Entries:
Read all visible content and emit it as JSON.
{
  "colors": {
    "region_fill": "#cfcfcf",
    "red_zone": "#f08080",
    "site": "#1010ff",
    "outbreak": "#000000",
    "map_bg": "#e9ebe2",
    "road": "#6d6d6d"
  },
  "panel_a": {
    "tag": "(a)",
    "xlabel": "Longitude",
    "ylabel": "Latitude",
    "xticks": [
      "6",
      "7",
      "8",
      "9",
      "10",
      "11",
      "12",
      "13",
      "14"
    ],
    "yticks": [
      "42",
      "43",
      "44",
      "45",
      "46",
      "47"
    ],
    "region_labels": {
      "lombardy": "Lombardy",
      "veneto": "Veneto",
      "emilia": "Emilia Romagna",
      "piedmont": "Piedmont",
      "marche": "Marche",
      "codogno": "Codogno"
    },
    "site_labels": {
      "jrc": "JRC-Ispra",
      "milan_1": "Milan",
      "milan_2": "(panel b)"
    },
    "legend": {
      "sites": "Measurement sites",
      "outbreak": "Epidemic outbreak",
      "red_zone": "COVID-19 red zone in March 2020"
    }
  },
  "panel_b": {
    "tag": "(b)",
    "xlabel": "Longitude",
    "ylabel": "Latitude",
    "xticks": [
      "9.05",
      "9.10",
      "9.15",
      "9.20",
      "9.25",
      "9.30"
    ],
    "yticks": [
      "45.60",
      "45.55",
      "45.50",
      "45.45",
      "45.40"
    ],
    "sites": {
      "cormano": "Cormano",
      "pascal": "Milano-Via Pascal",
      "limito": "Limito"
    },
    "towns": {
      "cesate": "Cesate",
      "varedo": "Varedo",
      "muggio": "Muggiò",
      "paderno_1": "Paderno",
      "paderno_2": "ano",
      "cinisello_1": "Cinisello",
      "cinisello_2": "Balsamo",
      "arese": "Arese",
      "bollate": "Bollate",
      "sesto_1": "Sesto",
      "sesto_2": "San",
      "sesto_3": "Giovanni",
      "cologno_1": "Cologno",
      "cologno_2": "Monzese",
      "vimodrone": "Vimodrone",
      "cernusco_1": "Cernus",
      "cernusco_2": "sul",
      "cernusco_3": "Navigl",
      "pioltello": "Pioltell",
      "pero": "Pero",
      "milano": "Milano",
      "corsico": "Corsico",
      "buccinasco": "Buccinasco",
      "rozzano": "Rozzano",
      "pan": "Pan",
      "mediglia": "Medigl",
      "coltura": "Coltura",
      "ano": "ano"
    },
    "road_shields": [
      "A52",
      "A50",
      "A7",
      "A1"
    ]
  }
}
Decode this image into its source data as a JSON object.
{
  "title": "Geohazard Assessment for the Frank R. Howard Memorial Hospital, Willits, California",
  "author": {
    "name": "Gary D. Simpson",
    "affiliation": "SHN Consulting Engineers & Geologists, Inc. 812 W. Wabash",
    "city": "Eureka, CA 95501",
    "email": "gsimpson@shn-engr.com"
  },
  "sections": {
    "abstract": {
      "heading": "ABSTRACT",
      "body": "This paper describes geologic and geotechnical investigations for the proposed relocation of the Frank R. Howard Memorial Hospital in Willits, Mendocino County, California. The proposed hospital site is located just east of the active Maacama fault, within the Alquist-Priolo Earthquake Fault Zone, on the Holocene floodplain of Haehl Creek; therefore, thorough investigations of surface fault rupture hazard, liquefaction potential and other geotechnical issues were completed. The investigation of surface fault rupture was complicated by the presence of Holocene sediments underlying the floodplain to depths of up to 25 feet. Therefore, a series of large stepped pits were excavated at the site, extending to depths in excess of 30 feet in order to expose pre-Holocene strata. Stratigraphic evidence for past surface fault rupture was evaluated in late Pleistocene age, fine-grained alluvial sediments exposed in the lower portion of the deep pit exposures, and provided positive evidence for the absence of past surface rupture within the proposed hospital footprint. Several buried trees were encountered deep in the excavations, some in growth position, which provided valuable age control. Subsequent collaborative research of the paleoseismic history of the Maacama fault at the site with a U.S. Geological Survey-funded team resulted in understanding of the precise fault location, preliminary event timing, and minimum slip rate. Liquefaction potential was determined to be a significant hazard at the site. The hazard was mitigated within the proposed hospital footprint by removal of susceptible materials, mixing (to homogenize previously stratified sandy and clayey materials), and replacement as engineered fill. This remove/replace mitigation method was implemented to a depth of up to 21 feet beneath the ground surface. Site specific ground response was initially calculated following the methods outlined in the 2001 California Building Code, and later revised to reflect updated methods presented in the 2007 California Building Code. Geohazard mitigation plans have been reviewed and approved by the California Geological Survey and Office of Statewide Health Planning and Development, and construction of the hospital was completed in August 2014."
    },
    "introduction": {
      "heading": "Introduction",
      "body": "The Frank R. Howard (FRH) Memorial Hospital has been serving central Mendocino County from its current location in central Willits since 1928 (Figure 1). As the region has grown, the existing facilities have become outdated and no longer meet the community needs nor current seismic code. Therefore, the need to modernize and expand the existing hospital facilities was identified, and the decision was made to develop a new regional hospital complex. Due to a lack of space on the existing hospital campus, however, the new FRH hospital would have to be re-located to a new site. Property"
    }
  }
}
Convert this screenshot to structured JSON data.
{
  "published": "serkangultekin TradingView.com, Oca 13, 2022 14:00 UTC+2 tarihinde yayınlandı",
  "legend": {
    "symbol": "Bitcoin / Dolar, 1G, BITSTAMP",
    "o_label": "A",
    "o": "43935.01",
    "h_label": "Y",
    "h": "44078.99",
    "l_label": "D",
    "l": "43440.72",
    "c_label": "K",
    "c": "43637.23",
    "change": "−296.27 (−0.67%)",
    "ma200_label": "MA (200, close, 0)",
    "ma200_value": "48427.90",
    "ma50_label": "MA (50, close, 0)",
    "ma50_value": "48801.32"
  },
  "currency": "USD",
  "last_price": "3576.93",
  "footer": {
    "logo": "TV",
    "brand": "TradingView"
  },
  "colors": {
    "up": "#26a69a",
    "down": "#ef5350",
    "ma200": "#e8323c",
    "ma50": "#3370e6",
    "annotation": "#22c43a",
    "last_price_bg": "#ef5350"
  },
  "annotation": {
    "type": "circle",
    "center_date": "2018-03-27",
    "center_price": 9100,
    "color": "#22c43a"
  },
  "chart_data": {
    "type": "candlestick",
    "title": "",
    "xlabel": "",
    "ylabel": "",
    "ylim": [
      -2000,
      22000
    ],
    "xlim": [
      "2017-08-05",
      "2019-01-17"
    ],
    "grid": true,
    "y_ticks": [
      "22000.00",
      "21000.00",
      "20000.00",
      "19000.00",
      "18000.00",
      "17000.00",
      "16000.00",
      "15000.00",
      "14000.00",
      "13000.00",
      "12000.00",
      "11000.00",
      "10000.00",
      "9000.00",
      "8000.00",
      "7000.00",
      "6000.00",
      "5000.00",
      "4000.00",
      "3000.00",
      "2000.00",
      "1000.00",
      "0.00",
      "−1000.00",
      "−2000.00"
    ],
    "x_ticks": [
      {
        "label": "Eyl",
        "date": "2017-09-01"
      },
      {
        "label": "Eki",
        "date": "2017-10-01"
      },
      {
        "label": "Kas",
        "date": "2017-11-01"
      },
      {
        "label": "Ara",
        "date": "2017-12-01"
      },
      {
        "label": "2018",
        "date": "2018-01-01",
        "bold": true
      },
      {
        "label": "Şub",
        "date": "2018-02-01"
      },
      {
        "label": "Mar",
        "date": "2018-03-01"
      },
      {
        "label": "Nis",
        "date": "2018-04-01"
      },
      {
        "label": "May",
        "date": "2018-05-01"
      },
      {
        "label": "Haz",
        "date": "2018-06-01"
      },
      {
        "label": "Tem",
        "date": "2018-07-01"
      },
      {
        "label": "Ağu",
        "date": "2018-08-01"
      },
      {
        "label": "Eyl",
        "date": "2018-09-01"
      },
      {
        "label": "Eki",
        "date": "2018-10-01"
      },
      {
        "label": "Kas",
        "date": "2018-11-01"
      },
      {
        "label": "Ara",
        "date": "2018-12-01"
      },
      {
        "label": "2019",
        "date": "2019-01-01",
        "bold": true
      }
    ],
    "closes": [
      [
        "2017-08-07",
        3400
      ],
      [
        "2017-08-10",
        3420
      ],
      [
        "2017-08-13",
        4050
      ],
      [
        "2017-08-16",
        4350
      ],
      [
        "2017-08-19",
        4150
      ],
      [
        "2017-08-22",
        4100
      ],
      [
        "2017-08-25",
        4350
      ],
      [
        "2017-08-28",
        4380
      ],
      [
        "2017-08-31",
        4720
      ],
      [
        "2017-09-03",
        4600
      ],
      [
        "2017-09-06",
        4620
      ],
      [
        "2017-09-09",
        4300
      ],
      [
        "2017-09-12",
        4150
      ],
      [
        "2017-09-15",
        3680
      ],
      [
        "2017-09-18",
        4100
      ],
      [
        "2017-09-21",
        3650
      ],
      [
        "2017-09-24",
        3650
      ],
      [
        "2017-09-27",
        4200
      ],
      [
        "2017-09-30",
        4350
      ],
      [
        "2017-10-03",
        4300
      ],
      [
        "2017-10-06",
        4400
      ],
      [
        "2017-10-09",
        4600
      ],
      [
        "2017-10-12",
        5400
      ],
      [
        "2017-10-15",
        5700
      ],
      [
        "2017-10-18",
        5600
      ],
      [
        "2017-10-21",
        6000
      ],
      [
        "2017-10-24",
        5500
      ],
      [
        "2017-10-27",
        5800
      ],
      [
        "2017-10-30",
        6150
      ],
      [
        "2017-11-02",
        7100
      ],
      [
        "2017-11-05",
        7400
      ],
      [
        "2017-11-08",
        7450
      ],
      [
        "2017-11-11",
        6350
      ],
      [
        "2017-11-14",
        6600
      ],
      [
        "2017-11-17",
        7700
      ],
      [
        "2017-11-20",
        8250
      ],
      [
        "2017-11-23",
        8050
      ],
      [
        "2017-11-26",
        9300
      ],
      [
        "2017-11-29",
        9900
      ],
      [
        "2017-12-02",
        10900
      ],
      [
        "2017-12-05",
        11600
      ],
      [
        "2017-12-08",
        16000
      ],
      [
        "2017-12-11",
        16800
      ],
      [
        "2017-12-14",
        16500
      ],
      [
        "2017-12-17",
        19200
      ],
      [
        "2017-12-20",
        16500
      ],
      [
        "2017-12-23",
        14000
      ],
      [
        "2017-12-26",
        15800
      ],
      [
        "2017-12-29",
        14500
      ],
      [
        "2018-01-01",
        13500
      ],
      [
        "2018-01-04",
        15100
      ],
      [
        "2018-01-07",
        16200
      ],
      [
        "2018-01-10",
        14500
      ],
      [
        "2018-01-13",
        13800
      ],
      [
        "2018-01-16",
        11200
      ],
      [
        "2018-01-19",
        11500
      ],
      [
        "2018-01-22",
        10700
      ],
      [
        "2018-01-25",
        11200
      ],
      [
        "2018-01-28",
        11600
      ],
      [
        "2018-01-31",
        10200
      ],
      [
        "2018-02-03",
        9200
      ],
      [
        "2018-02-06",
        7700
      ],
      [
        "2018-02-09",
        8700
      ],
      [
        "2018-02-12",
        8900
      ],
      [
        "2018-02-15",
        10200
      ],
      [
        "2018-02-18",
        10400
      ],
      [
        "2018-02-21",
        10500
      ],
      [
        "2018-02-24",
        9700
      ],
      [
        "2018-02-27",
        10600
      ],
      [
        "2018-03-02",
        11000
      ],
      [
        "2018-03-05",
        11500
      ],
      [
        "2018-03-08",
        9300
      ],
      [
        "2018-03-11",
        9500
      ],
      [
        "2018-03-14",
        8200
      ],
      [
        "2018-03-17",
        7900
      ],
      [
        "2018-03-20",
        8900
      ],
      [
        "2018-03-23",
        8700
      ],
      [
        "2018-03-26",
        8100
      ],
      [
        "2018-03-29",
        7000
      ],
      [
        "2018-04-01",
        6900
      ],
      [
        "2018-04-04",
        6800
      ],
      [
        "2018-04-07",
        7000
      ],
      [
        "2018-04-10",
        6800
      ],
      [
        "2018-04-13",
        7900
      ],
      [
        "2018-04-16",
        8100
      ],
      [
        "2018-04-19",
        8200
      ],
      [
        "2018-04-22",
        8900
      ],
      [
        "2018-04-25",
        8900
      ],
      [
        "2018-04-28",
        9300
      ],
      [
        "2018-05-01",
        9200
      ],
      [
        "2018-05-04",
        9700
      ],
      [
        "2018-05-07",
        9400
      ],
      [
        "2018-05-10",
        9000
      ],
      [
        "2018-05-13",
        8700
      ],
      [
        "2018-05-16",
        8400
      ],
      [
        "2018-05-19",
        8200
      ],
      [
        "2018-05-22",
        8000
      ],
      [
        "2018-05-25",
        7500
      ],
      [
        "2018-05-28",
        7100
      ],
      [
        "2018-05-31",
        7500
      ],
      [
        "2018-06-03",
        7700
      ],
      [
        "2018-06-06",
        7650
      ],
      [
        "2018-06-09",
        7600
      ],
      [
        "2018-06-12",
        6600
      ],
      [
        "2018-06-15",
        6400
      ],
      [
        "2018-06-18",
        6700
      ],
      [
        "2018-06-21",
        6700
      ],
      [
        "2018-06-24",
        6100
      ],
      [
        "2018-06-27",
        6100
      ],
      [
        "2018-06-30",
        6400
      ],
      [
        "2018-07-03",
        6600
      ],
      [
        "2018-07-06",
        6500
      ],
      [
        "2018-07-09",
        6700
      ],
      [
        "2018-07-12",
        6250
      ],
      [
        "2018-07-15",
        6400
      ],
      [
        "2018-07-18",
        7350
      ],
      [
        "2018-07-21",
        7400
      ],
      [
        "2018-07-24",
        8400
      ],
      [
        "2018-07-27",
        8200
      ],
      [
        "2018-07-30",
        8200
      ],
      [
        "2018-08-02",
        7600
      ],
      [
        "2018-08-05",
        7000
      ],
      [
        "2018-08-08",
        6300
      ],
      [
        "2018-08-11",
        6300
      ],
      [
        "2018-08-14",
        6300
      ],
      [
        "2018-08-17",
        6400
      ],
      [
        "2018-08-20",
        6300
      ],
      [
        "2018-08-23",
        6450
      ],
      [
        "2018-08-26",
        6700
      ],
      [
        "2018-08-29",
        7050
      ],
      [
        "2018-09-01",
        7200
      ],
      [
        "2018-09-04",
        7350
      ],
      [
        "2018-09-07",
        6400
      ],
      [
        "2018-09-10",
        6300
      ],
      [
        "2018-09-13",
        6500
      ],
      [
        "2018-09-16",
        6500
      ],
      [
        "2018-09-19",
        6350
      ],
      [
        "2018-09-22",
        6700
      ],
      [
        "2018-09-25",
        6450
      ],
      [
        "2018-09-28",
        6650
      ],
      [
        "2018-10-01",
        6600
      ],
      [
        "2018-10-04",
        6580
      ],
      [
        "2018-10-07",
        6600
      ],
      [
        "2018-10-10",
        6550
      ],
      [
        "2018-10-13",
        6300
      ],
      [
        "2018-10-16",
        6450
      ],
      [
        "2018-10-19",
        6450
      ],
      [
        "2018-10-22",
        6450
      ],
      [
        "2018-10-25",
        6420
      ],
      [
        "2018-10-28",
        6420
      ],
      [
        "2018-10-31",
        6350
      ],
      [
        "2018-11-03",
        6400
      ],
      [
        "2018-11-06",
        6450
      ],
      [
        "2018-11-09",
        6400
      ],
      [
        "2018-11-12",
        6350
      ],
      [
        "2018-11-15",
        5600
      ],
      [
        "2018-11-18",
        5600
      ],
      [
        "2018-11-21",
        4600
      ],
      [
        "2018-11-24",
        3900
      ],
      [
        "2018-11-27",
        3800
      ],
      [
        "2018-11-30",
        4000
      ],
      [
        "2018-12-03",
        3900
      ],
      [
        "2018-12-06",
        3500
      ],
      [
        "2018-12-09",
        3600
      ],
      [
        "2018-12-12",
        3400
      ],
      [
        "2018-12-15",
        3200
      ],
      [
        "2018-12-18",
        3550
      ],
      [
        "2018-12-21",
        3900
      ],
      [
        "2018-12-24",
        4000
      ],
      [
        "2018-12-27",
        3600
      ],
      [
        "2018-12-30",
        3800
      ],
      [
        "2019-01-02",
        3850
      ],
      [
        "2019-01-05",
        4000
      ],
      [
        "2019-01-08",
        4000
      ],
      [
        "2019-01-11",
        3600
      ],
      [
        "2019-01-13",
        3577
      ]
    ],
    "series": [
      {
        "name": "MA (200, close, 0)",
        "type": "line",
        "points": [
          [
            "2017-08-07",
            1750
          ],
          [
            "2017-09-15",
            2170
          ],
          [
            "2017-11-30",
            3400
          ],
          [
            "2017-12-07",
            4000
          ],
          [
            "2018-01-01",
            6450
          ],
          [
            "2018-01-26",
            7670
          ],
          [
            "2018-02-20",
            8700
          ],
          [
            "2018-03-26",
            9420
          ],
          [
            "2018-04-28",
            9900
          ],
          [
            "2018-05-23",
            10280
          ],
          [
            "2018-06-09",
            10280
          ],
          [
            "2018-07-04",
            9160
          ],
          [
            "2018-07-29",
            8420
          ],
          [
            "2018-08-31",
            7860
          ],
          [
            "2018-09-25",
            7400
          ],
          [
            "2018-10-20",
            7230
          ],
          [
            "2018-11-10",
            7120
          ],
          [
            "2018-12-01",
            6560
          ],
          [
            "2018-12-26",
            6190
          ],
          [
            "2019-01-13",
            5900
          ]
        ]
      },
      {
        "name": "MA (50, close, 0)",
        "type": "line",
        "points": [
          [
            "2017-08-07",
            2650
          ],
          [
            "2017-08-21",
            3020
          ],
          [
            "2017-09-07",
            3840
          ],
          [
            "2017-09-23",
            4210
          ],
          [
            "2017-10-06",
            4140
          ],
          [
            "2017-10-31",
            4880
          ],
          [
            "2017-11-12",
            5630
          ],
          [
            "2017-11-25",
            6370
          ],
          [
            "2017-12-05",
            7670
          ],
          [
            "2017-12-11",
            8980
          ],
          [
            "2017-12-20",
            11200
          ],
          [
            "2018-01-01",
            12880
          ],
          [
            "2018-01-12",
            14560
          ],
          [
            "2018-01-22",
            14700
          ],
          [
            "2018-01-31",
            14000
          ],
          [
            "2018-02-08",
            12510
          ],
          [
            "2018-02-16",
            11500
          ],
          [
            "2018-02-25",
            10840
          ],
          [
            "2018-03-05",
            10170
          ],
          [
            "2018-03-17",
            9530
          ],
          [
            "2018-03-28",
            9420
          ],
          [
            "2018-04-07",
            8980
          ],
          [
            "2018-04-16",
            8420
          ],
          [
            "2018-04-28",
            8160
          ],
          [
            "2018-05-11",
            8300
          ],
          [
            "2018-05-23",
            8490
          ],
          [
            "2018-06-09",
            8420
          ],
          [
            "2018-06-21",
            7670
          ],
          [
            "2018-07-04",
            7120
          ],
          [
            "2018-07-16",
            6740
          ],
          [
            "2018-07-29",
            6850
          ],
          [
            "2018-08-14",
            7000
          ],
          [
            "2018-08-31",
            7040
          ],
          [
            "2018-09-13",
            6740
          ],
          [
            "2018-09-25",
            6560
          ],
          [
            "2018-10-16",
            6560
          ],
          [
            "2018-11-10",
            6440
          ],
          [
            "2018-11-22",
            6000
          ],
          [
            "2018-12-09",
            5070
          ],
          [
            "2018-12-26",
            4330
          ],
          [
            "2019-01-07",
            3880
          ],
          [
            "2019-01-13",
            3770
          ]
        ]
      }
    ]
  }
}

Goal: Which lines hold the string "heading"? List them all.

The answer:
      "heading": "ABSTRACT",
      "heading": "Introduction",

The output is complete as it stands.